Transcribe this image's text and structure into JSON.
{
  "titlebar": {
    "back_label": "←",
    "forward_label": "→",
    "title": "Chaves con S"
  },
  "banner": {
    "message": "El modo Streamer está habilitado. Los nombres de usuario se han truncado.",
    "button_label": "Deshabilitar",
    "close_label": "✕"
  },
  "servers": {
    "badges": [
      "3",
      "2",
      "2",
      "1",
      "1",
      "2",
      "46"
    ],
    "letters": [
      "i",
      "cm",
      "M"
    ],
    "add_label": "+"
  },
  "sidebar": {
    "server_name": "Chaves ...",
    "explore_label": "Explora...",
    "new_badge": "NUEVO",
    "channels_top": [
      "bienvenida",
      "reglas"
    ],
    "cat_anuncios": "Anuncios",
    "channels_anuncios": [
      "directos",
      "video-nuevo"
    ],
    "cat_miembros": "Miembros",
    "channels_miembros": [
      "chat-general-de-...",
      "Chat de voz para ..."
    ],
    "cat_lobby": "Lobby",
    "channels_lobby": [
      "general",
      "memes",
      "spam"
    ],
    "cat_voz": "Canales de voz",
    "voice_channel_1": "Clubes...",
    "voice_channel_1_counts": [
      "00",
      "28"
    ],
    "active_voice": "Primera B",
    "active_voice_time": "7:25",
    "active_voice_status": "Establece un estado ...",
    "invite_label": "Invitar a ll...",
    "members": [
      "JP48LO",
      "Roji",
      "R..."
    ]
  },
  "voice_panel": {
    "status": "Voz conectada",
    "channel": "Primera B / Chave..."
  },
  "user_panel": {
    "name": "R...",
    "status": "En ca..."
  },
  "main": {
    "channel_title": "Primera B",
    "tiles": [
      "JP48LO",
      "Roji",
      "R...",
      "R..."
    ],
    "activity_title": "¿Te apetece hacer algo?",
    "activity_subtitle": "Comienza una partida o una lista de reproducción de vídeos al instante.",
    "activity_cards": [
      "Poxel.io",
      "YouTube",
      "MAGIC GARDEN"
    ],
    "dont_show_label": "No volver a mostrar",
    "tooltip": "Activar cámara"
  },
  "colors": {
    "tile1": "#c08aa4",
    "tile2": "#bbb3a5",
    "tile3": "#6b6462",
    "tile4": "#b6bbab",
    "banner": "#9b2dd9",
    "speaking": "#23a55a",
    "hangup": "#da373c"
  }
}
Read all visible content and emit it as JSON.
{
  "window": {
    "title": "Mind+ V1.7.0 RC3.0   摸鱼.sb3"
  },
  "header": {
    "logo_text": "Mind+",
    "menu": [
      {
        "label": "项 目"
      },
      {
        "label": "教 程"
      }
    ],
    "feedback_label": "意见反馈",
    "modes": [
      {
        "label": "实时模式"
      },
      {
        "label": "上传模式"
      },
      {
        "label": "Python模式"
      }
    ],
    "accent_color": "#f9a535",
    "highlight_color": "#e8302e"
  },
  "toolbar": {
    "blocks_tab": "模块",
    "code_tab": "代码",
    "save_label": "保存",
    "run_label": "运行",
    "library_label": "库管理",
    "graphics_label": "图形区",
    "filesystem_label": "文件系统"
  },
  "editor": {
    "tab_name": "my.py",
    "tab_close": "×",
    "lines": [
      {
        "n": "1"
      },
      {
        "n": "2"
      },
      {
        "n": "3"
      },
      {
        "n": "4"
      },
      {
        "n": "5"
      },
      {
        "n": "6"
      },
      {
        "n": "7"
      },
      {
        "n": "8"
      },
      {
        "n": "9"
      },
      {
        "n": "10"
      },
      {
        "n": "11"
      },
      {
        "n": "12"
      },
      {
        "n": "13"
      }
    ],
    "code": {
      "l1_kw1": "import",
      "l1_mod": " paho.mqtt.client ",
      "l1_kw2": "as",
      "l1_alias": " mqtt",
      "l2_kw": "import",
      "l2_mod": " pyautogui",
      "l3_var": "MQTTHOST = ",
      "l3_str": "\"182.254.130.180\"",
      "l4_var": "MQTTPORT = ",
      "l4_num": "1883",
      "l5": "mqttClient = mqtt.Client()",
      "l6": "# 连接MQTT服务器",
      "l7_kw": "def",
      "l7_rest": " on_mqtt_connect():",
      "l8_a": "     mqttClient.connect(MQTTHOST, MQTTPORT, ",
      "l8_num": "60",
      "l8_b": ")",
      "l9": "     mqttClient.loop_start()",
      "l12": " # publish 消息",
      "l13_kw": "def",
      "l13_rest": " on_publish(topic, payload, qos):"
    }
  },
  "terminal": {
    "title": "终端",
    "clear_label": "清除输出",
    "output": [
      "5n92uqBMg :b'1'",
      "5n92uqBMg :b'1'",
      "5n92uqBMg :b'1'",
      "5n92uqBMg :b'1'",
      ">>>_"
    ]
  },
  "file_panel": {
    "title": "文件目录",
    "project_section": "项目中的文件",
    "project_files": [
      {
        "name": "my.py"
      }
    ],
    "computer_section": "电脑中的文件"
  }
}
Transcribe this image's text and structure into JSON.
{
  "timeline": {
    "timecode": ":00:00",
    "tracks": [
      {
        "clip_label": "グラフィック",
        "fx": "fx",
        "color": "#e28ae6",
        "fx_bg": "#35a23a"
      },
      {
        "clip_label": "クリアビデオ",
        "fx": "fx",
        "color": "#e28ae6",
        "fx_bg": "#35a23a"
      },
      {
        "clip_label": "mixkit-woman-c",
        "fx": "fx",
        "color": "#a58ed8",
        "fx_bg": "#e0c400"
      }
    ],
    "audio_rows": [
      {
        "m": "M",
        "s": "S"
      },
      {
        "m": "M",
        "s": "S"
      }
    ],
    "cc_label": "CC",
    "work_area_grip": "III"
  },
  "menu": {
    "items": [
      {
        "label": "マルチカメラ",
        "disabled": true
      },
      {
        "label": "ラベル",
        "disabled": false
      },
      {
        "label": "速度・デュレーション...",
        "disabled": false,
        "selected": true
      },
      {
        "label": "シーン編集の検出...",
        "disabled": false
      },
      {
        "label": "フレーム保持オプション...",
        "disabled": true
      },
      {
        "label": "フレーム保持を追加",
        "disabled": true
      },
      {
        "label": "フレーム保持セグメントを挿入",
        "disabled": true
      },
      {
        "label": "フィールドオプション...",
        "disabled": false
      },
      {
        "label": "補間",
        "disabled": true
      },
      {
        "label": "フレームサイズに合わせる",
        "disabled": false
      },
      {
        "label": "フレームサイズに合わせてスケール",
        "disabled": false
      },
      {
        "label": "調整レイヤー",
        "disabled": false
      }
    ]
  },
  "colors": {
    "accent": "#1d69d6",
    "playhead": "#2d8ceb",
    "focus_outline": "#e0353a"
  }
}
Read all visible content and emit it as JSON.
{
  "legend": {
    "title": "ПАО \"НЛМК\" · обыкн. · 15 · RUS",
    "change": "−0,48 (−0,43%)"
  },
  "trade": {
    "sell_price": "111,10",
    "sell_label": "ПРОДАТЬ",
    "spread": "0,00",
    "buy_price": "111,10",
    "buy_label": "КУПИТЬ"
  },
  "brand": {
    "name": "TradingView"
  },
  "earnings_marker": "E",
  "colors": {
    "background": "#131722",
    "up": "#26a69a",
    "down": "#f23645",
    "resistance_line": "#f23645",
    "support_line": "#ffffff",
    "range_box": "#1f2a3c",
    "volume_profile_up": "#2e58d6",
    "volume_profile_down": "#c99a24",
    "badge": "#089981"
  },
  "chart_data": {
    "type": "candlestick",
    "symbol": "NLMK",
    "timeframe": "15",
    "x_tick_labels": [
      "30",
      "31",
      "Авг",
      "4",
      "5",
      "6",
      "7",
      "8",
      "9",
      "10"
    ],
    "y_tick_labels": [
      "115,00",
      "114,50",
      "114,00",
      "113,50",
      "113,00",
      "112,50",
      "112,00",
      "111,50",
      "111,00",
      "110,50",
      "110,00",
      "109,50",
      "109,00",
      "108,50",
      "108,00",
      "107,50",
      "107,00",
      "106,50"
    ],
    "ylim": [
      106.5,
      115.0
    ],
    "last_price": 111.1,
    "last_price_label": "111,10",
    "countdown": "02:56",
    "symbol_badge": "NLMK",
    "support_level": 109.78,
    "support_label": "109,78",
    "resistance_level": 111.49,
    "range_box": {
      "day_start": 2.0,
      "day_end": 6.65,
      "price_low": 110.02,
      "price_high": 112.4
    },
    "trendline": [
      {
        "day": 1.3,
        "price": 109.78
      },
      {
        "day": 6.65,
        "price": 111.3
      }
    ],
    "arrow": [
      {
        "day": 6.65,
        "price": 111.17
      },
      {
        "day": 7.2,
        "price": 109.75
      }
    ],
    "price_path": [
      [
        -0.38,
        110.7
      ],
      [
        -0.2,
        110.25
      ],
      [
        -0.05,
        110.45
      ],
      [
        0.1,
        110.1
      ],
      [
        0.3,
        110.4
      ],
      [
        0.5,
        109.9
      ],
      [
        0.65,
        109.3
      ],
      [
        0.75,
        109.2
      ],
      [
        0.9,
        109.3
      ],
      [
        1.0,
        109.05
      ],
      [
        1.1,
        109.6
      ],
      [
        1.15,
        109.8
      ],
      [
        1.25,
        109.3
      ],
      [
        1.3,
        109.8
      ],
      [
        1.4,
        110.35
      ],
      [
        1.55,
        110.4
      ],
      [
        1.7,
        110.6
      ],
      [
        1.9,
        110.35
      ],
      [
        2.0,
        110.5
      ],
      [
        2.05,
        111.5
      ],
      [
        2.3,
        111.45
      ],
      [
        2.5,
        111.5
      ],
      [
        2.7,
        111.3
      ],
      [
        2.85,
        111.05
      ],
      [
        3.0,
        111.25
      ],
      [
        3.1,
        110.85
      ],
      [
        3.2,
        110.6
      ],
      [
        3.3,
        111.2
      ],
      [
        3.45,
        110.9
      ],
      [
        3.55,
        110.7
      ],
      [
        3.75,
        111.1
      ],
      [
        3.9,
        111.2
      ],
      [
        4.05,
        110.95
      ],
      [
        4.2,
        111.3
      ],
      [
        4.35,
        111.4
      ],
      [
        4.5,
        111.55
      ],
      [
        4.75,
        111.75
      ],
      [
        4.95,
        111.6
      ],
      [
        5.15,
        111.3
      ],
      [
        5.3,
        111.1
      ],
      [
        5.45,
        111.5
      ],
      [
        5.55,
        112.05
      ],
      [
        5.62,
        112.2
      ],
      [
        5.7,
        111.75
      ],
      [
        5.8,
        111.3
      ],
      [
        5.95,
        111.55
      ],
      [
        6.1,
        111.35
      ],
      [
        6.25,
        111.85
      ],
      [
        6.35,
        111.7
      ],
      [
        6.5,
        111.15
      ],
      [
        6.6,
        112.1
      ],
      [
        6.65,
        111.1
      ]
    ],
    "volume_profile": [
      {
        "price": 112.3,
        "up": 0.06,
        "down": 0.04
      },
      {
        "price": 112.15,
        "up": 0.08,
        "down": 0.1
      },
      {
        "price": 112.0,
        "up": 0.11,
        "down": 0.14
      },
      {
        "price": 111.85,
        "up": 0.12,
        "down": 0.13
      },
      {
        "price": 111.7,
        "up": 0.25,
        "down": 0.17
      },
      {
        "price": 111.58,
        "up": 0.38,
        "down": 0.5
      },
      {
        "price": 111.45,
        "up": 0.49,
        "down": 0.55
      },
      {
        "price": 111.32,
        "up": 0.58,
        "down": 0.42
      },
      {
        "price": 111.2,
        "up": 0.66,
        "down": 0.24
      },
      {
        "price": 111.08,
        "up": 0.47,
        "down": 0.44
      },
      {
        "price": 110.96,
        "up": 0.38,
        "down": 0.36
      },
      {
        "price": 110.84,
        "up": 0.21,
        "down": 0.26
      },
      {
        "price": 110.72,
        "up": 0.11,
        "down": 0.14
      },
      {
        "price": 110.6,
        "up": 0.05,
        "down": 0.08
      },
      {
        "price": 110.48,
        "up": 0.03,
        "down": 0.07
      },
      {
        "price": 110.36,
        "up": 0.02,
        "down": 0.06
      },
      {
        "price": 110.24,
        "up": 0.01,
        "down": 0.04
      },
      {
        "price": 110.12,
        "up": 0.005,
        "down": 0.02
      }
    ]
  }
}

* **SET TASK**
List each line holding the string "mqttClient".

* **WRITTEN SOLUTION**
      "l5": "mqttClient = mqtt.Client()",
      "l8_a": "     mqttClient.connect(MQTTHOST, MQTTPORT, ",
      "l9": "     mqttClient.loop_start()",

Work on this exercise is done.